◆ EXERCISE REQUIREMENTS:
State how many lines in the listing below include the word "esetén". Give nothing but the number.

◆ LISTED RECORDS:
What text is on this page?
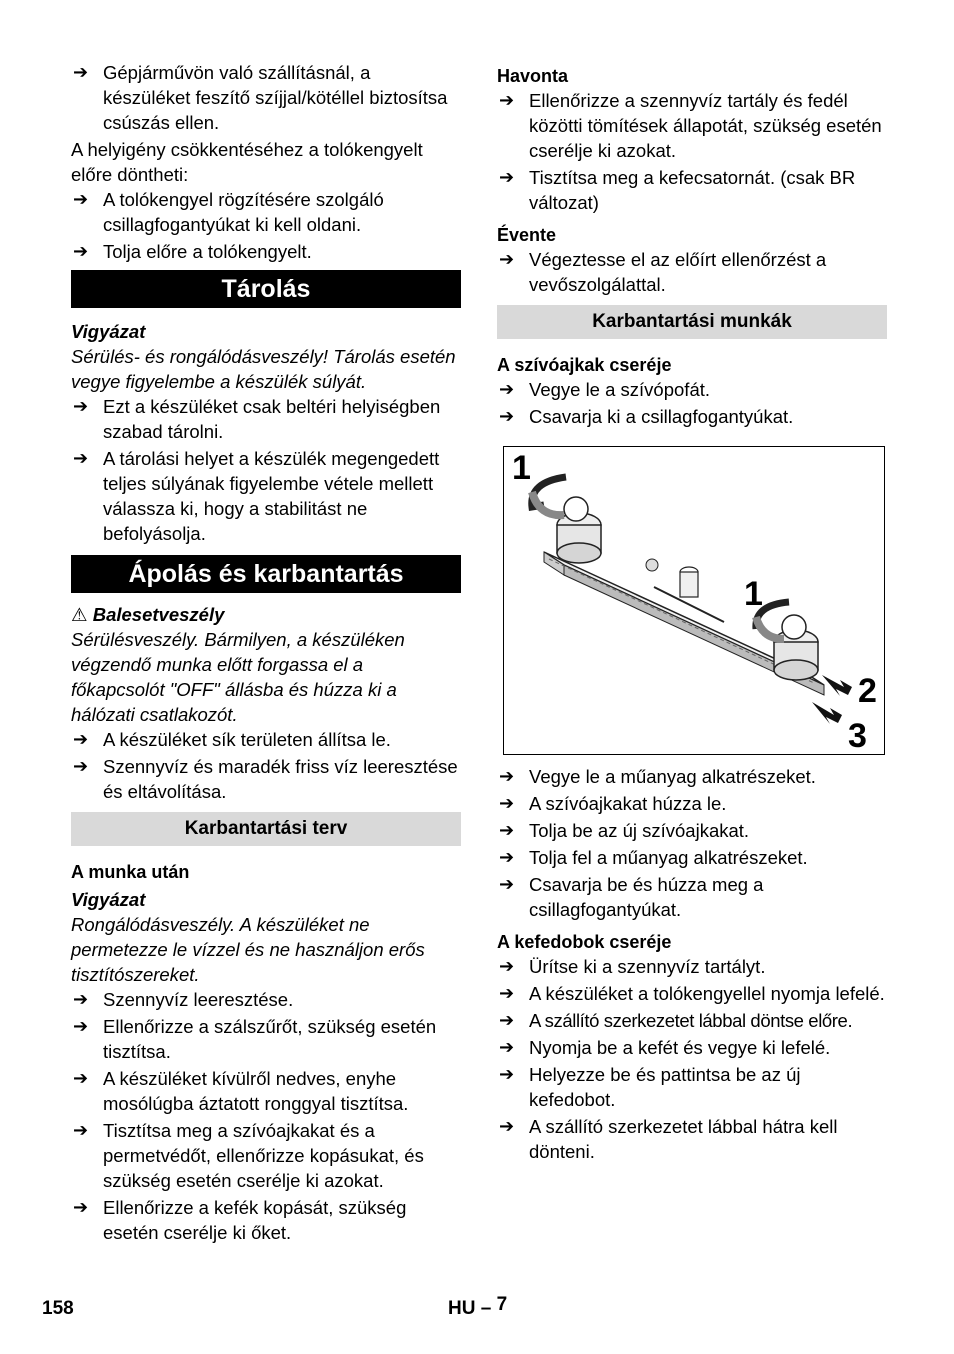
➔ Gépjárművön való szállításnál, a készüléket feszítő szíjjal/kötéllel biztosítsa csúszás ellen.

A helyigény csökkentéséhez a tolókengyelt előre döntheti:

➔ A tolókengyel rögzítésére szolgáló csillagfogantyúkat ki kell oldani.
➔ Tolja előre a tolókengyelt.
Tárolás

Vigyázat

Sérülés- és rongálódásveszély! Tárolás esetén vegye figyelembe a készülék súlyát.

➔ Ezt a készüléket csak beltéri helyiségben szabad tárolni.
➔ A tárolási helyet a készülék megengedett teljes súlyának figyelembe vétele mellett válassza ki, hogy a stabilitást ne befolyásolja.
Ápolás és karbantartás

⚠ Balesetveszély

Sérülésveszély. Bármilyen, a készüléken végzendő munka előtt forgassa el a főkapcsolót "OFF" állásba és húzza ki a hálózati csatlakozót.

➔ A készüléket sík területen állítsa le.
➔ Szennyvíz és maradék friss víz leeresztése és eltávolítása.
Karbantartási terv

A munka után

Vigyázat

Rongálódásveszély. A készüléket ne permetezze le vízzel és ne használjon erős tisztítószereket.

➔ Szennyvíz leeresztése.
➔ Ellenőrizze a szálszűrőt, szükség esetén tisztítsa.
➔ A készüléket kívülről nedves, enyhe mosólúgba áztatott ronggyal tisztítsa.
➔ Tisztítsa meg a szívóajkakat és a permetvédőt, ellenőrizze kopásukat, és szükség esetén cserélje ki azokat.
➔ Ellenőrizze a kefék kopását, szükség esetén cserélje ki őket.

Havonta

➔ Ellenőrizze a szennyvíz tartály és fedél közötti tömítések állapotát, szükség esetén cserélje ki azokat.
➔ Tisztítsa meg a kefecsatornát. (csak BR változat)

Évente

➔ Végeztesse el az előírt ellenőrzést a vevőszolgálattal.
Karbantartási munkák

A szívóajkak cseréje

➔ Vegye le a szívópofát.
➔ Csavarja ki a csillagfogantyúkat.
1
1
2
3
➔ Vegye le a műanyag alkatrészeket.
➔ A szívóajkakat húzza le.
➔ Tolja be az új szívóajkakat.
➔ Tolja fel a műanyag alkatrészeket.
➔ Csavarja be és húzza meg a csillagfogantyúkat.

A kefedobok cseréje

➔ Ürítse ki a szennyvíz tartályt.
➔ A készüléket a tolókengyellel nyomja lefelé.
➔ A szállító szerkezetet lábbal döntse előre.
➔ Nyomja be a kefét és vegye ki lefelé.
➔ Helyezze be és pattintsa be az új kefedobot.
➔ A szállító szerkezetet lábbal hátra kell dönteni.
158	HU – 7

◆ FULL SOLUTION:
5